Given exercise - Extract the text of each entry below exactly, leaving every image behind.

Records -

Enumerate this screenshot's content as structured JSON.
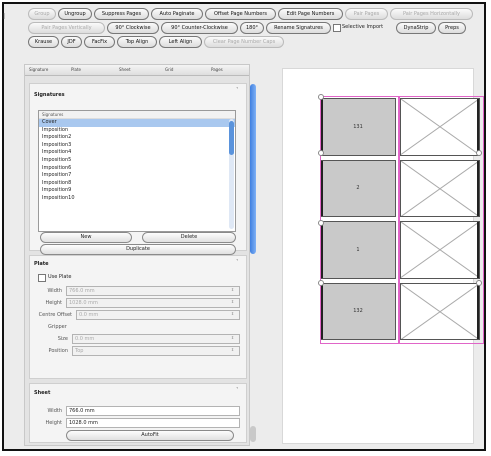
{
  "toolbar": {
    "row1": [
      "Group",
      "Ungroup",
      "Suppress Pages",
      "Auto Paginate",
      "Offset Page Numbers",
      "Edit Page Numbers",
      "Pair Pages",
      "Pair Pages Horizontally"
    ],
    "row1_disabled": [
      true,
      false,
      false,
      false,
      false,
      false,
      true,
      true
    ],
    "row2": [
      "Pair Pages Vertically",
      "90° Clockwise",
      "90° Counter-Clockwise",
      "180°",
      "Rename Signatures"
    ],
    "row2_disabled": [
      true,
      false,
      false,
      false,
      false
    ],
    "selective_import_label": "Selective Import",
    "row2b": [
      "DynaStrip",
      "Preps"
    ],
    "row3": [
      "Krause",
      "JDF",
      "FacFix",
      "Top Align",
      "Left Align",
      "Clear Page Number Caps"
    ],
    "row3_disabled": [
      false,
      false,
      false,
      false,
      false,
      true
    ]
  },
  "columns": [
    "Signature",
    "Plate",
    "Sheet",
    "Grid",
    "Pages"
  ],
  "signatures": {
    "title": "Signatures",
    "list_header": "Signatures",
    "items": [
      "Cover",
      "Imposition",
      "Imposition2",
      "Imposition3",
      "Imposition4",
      "Imposition5",
      "Imposition6",
      "Imposition7",
      "Imposition8",
      "Imposition9",
      "Imposition10"
    ],
    "selected_index": 0,
    "new_label": "New",
    "delete_label": "Delete",
    "duplicate_label": "Duplicate"
  },
  "plate": {
    "title": "Plate",
    "use_plate_label": "Use Plate",
    "width_label": "Width",
    "width_value": "766.0 mm",
    "height_label": "Height",
    "height_value": "1028.0 mm",
    "centre_offset_label": "Centre Offset",
    "centre_offset_value": "0.0 mm",
    "gripper_label": "Gripper",
    "size_label": "Size",
    "size_value": "0.0 mm",
    "position_label": "Position",
    "position_value": "Top"
  },
  "sheet": {
    "title": "Sheet",
    "width_label": "Width",
    "width_value": "766.0 mm",
    "height_label": "Height",
    "height_value": "1028.0 mm",
    "autofit_label": "AutoFit"
  },
  "pages": [
    {
      "num": "131",
      "filled": true
    },
    {
      "num": "",
      "filled": false
    },
    {
      "num": "2",
      "filled": true
    },
    {
      "num": "",
      "filled": false
    },
    {
      "num": "1",
      "filled": true
    },
    {
      "num": "",
      "filled": false
    },
    {
      "num": "132",
      "filled": true
    },
    {
      "num": "",
      "filled": false
    }
  ],
  "colors": {
    "selection": "#a9c8ef",
    "scroll_accent": "#3f7fe0",
    "page_frame": "#e065c8",
    "page_fill": "#c9c9c9"
  }
}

Result for this task -
Enumerate this screenshot's content as structured JSON.
{
  "toolbar": {
    "row1": [
      "Group",
      "Ungroup",
      "Suppress Pages",
      "Auto Paginate",
      "Offset Page Numbers",
      "Edit Page Numbers",
      "Pair Pages",
      "Pair Pages Horizontally"
    ],
    "row1_disabled": [
      true,
      false,
      false,
      false,
      false,
      false,
      true,
      true
    ],
    "row2": [
      "Pair Pages Vertically",
      "90° Clockwise",
      "90° Counter-Clockwise",
      "180°",
      "Rename Signatures"
    ],
    "row2_disabled": [
      true,
      false,
      false,
      false,
      false
    ],
    "selective_import_label": "Selective Import",
    "row2b": [
      "DynaStrip",
      "Preps"
    ],
    "row3": [
      "Krause",
      "JDF",
      "FacFix",
      "Top Align",
      "Left Align",
      "Clear Page Number Caps"
    ],
    "row3_disabled": [
      false,
      false,
      false,
      false,
      false,
      true
    ]
  },
  "columns": [
    "Signature",
    "Plate",
    "Sheet",
    "Grid",
    "Pages"
  ],
  "signatures": {
    "title": "Signatures",
    "list_header": "Signatures",
    "items": [
      "Cover",
      "Imposition",
      "Imposition2",
      "Imposition3",
      "Imposition4",
      "Imposition5",
      "Imposition6",
      "Imposition7",
      "Imposition8",
      "Imposition9",
      "Imposition10"
    ],
    "selected_index": 0,
    "new_label": "New",
    "delete_label": "Delete",
    "duplicate_label": "Duplicate"
  },
  "plate": {
    "title": "Plate",
    "use_plate_label": "Use Plate",
    "width_label": "Width",
    "width_value": "766.0 mm",
    "height_label": "Height",
    "height_value": "1028.0 mm",
    "centre_offset_label": "Centre Offset",
    "centre_offset_value": "0.0 mm",
    "gripper_label": "Gripper",
    "size_label": "Size",
    "size_value": "0.0 mm",
    "position_label": "Position",
    "position_value": "Top"
  },
  "sheet": {
    "title": "Sheet",
    "width_label": "Width",
    "width_value": "766.0 mm",
    "height_label": "Height",
    "height_value": "1028.0 mm",
    "autofit_label": "AutoFit"
  },
  "pages": [
    {
      "num": "131",
      "filled": true
    },
    {
      "num": "",
      "filled": false
    },
    {
      "num": "2",
      "filled": true
    },
    {
      "num": "",
      "filled": false
    },
    {
      "num": "1",
      "filled": true
    },
    {
      "num": "",
      "filled": false
    },
    {
      "num": "132",
      "filled": true
    },
    {
      "num": "",
      "filled": false
    }
  ],
  "colors": {
    "selection": "#a9c8ef",
    "scroll_accent": "#3f7fe0",
    "page_frame": "#e065c8",
    "page_fill": "#c9c9c9"
  }
}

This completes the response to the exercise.